Work to do -> Find the string "JSON" and gather every line that holds it.

§

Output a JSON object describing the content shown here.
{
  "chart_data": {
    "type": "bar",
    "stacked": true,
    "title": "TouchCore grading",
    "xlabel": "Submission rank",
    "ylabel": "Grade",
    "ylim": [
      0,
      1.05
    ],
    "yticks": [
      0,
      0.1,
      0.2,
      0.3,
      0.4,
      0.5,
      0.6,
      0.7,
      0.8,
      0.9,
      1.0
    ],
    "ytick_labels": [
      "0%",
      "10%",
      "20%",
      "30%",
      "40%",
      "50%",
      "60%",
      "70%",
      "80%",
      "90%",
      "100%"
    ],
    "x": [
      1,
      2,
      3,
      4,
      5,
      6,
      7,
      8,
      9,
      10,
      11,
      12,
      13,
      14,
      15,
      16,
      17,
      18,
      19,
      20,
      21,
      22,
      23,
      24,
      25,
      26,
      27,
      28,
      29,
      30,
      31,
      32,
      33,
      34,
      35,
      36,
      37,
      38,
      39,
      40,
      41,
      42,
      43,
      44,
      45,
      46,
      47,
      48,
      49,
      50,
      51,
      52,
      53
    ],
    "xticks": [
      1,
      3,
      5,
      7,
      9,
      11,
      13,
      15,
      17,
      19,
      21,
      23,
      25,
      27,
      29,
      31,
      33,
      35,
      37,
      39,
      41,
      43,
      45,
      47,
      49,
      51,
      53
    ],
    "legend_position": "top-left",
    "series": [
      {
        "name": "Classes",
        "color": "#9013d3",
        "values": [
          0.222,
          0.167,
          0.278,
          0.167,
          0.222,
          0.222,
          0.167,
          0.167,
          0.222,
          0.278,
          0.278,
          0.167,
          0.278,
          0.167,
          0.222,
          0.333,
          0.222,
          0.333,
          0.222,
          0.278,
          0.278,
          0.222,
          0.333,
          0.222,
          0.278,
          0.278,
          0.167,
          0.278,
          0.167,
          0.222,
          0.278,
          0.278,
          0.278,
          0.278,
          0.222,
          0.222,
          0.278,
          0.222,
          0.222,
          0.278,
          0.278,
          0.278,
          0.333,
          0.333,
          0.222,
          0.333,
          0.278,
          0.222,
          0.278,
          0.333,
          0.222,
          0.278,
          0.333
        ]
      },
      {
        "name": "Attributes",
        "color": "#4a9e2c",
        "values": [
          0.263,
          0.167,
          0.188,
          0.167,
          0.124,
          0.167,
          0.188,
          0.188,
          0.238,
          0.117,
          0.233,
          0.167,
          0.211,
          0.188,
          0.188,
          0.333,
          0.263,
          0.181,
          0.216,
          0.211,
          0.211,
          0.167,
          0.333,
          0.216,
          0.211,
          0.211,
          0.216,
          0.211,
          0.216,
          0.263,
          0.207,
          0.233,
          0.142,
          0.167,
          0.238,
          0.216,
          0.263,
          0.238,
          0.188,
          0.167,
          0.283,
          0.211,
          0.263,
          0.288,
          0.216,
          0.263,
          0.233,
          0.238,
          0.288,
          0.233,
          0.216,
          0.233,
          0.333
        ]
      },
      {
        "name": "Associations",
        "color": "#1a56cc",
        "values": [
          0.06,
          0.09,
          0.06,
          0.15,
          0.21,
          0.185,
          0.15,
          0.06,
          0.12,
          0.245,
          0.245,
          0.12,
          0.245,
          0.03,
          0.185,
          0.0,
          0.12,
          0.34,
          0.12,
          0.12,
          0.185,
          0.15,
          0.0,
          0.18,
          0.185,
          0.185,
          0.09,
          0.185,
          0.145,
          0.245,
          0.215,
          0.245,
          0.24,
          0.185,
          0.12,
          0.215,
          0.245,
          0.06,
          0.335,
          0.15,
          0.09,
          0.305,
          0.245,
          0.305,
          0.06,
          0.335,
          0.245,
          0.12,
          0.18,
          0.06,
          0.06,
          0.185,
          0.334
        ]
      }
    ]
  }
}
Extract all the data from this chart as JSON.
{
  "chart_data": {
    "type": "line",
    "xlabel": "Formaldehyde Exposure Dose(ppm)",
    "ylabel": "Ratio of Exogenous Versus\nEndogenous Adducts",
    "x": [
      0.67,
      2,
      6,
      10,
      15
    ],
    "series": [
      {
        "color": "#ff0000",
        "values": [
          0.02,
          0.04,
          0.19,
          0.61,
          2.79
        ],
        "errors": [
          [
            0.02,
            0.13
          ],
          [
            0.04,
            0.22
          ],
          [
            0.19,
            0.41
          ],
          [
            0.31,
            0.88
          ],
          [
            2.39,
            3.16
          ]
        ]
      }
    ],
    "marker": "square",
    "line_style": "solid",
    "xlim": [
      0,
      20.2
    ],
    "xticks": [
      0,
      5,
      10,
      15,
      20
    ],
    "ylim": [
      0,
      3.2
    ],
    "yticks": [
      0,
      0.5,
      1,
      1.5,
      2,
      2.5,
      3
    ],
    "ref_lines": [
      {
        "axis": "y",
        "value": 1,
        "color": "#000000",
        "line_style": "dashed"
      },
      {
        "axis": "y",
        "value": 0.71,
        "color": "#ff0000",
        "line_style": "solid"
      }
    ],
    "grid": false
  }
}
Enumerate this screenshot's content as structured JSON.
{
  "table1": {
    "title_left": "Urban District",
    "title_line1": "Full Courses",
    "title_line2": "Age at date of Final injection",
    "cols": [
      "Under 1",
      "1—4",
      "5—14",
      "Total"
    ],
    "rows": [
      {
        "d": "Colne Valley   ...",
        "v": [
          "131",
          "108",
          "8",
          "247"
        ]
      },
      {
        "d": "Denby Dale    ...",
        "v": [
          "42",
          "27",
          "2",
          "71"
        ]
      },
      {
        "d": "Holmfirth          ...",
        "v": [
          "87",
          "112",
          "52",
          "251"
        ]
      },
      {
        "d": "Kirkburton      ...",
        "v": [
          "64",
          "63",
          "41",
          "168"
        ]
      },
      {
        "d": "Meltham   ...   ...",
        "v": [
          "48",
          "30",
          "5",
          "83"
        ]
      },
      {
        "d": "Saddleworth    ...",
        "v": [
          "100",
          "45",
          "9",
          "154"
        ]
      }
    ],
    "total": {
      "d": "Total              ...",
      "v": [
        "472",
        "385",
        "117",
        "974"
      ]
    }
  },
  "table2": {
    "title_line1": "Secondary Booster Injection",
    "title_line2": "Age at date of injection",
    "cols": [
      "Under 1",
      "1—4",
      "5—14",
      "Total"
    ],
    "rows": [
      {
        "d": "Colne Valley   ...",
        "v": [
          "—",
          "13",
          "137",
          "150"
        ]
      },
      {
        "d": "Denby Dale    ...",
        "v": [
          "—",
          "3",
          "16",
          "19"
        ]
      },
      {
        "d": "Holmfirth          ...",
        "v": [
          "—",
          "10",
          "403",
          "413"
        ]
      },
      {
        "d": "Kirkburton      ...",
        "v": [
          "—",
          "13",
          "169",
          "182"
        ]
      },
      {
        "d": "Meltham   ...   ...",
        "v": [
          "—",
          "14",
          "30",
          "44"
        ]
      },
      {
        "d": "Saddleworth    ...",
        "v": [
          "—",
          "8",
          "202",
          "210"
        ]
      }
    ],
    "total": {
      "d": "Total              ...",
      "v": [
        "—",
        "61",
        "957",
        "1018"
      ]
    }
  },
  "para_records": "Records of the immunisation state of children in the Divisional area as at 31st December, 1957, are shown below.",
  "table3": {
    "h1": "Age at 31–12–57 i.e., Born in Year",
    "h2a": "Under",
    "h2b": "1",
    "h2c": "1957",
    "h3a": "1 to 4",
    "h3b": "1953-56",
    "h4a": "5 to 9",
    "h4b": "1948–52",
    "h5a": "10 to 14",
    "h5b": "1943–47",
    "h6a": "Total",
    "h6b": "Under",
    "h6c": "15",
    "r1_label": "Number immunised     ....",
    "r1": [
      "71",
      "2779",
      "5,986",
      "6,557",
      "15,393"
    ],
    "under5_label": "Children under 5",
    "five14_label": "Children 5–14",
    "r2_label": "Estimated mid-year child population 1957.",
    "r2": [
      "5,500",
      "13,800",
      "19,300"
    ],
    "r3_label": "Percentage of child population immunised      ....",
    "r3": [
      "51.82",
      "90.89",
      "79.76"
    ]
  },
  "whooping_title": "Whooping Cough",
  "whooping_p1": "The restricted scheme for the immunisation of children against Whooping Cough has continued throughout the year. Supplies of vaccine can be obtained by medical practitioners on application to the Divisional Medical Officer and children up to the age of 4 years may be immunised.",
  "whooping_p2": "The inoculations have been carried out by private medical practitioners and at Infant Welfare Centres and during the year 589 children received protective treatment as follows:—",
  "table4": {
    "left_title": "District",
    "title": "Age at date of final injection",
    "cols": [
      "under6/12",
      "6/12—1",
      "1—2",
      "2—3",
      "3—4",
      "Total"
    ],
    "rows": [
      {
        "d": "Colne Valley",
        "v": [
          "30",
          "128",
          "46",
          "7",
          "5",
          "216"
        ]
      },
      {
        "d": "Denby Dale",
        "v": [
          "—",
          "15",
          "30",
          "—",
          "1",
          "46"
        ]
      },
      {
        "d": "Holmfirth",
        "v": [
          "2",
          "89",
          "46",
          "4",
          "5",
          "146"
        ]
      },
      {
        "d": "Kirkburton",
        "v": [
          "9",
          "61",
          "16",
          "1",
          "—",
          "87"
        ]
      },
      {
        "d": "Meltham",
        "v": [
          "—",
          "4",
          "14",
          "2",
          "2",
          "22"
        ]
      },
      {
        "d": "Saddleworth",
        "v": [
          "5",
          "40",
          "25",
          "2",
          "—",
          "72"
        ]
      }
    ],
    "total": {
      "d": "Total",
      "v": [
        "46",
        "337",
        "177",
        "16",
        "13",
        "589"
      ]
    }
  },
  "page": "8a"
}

§

Answer to the exercise ->
Output a JSON object describing the content shown here.
Extract all the data from this chart as JSON.
Enumerate this screenshot's content as structured JSON.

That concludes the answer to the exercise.